» **OBJECTIVE**: Each line that holds the word "European" counts once; report the total and nothing else.

··········

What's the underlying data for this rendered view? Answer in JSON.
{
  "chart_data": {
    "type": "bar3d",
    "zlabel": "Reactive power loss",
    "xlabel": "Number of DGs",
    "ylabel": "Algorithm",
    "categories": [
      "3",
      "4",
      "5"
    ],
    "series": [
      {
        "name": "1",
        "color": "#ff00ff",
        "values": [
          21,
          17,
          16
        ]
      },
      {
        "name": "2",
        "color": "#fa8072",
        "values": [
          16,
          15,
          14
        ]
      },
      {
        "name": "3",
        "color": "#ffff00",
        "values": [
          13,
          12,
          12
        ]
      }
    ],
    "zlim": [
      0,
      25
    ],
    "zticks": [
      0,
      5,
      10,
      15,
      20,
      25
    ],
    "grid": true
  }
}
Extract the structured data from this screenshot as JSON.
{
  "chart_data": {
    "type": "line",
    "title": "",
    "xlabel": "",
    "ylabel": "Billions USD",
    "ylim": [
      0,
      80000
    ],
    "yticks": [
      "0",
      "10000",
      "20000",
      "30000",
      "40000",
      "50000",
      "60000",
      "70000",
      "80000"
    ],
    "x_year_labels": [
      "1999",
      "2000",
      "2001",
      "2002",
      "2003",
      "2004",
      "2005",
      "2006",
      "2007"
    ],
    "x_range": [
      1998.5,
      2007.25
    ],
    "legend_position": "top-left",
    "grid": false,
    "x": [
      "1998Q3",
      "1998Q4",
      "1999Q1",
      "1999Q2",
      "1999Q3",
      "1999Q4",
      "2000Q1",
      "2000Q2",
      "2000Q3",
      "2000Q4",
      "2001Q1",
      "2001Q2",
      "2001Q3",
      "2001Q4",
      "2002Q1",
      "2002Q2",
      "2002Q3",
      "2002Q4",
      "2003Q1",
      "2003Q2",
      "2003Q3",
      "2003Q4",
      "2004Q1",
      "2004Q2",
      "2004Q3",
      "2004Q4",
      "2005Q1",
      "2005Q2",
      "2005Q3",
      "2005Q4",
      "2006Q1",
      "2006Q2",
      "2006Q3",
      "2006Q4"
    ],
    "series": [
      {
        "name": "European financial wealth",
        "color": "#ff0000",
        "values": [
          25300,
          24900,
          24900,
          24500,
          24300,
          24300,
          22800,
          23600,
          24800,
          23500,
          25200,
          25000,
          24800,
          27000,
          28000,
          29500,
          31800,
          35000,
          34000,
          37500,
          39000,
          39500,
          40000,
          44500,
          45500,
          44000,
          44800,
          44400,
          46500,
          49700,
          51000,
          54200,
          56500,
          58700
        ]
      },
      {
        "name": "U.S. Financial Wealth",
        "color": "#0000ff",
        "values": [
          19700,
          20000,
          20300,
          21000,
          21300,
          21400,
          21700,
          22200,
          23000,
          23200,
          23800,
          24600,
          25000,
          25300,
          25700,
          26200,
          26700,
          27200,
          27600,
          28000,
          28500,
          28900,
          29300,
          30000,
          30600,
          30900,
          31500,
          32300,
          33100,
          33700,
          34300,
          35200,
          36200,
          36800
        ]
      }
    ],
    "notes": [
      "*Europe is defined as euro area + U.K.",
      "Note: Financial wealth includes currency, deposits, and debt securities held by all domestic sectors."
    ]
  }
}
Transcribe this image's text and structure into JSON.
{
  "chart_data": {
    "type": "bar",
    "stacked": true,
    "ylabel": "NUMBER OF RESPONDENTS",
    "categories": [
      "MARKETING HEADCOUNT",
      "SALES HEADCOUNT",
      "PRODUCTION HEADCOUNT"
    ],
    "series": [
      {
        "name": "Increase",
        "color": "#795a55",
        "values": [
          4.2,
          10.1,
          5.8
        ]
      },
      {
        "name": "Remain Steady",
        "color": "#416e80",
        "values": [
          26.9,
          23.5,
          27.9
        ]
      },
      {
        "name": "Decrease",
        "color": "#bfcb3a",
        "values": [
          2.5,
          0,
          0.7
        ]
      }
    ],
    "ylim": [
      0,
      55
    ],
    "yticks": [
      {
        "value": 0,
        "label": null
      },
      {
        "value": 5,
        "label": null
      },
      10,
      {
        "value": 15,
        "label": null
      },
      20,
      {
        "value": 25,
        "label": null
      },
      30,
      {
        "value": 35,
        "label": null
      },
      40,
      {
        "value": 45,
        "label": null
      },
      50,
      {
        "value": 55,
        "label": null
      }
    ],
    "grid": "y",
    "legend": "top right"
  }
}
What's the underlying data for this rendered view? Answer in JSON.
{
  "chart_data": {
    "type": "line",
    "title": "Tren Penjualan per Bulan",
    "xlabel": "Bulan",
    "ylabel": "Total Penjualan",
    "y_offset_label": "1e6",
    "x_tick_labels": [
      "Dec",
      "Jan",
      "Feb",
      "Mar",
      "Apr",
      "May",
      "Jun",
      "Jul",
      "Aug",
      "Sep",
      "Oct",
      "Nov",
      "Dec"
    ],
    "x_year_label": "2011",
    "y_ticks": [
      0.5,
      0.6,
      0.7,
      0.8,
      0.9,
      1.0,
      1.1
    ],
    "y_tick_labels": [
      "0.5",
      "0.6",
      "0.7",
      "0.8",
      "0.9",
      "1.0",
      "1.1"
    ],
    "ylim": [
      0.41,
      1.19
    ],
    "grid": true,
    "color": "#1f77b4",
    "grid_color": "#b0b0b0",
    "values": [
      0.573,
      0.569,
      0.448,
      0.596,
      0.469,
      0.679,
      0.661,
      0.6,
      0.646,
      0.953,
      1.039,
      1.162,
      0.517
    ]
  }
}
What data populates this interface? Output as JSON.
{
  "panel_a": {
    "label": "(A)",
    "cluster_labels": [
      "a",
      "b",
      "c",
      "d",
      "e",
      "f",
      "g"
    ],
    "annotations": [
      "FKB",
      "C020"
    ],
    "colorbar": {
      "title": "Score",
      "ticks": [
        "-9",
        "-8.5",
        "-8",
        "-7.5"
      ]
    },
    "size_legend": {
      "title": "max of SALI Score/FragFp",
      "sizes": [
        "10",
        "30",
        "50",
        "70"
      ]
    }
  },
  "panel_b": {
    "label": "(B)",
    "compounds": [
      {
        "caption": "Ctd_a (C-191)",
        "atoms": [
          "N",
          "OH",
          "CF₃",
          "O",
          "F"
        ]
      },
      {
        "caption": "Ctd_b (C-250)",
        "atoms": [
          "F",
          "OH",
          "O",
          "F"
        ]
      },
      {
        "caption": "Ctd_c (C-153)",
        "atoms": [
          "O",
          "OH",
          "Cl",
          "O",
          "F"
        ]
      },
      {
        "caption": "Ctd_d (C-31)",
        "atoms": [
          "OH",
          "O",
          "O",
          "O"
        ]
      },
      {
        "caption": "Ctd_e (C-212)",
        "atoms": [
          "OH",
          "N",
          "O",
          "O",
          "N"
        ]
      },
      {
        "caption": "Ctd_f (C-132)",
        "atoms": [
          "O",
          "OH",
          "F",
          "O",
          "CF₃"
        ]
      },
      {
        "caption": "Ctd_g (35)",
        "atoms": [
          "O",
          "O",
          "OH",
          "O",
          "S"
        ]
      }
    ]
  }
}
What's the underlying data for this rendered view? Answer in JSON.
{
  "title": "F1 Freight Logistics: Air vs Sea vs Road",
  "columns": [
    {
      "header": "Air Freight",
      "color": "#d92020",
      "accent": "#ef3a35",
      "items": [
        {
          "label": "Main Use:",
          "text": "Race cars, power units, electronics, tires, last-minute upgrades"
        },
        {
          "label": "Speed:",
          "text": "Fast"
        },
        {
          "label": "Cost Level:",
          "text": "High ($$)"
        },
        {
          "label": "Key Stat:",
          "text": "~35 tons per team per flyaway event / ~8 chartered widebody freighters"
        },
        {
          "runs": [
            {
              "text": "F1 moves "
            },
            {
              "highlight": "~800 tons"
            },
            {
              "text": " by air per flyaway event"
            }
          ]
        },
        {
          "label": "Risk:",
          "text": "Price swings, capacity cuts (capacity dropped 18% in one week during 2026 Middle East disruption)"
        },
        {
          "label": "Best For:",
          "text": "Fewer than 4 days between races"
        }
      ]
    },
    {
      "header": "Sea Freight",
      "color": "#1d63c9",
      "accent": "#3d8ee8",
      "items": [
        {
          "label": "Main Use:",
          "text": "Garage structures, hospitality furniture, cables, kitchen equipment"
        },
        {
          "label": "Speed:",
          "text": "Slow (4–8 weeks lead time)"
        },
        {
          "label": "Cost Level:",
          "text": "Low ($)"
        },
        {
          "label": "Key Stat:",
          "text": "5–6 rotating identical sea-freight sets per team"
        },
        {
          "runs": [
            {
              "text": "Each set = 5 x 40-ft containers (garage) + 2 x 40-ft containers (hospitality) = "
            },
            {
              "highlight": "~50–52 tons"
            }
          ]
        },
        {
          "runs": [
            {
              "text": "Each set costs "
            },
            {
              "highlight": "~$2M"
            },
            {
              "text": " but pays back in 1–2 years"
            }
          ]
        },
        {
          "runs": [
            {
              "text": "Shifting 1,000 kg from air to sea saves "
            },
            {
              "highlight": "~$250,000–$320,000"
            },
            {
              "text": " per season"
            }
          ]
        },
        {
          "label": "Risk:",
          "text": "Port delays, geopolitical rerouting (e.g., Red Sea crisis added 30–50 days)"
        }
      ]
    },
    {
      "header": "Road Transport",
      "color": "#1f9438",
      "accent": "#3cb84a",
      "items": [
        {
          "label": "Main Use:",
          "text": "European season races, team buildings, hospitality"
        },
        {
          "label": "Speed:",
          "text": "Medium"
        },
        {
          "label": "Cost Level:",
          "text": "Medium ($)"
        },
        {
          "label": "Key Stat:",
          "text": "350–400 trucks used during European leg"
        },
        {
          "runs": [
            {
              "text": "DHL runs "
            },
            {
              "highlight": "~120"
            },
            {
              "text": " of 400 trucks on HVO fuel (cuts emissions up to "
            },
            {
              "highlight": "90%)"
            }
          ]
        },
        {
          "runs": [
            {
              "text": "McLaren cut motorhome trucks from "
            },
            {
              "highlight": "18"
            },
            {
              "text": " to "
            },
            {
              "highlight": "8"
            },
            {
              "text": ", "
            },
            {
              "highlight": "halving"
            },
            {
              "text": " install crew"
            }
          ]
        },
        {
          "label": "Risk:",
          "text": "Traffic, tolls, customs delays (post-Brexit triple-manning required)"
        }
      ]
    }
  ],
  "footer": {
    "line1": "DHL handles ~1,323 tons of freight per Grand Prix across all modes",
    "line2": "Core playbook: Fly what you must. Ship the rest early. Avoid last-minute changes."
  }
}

··········

» **THE RESULT**: 3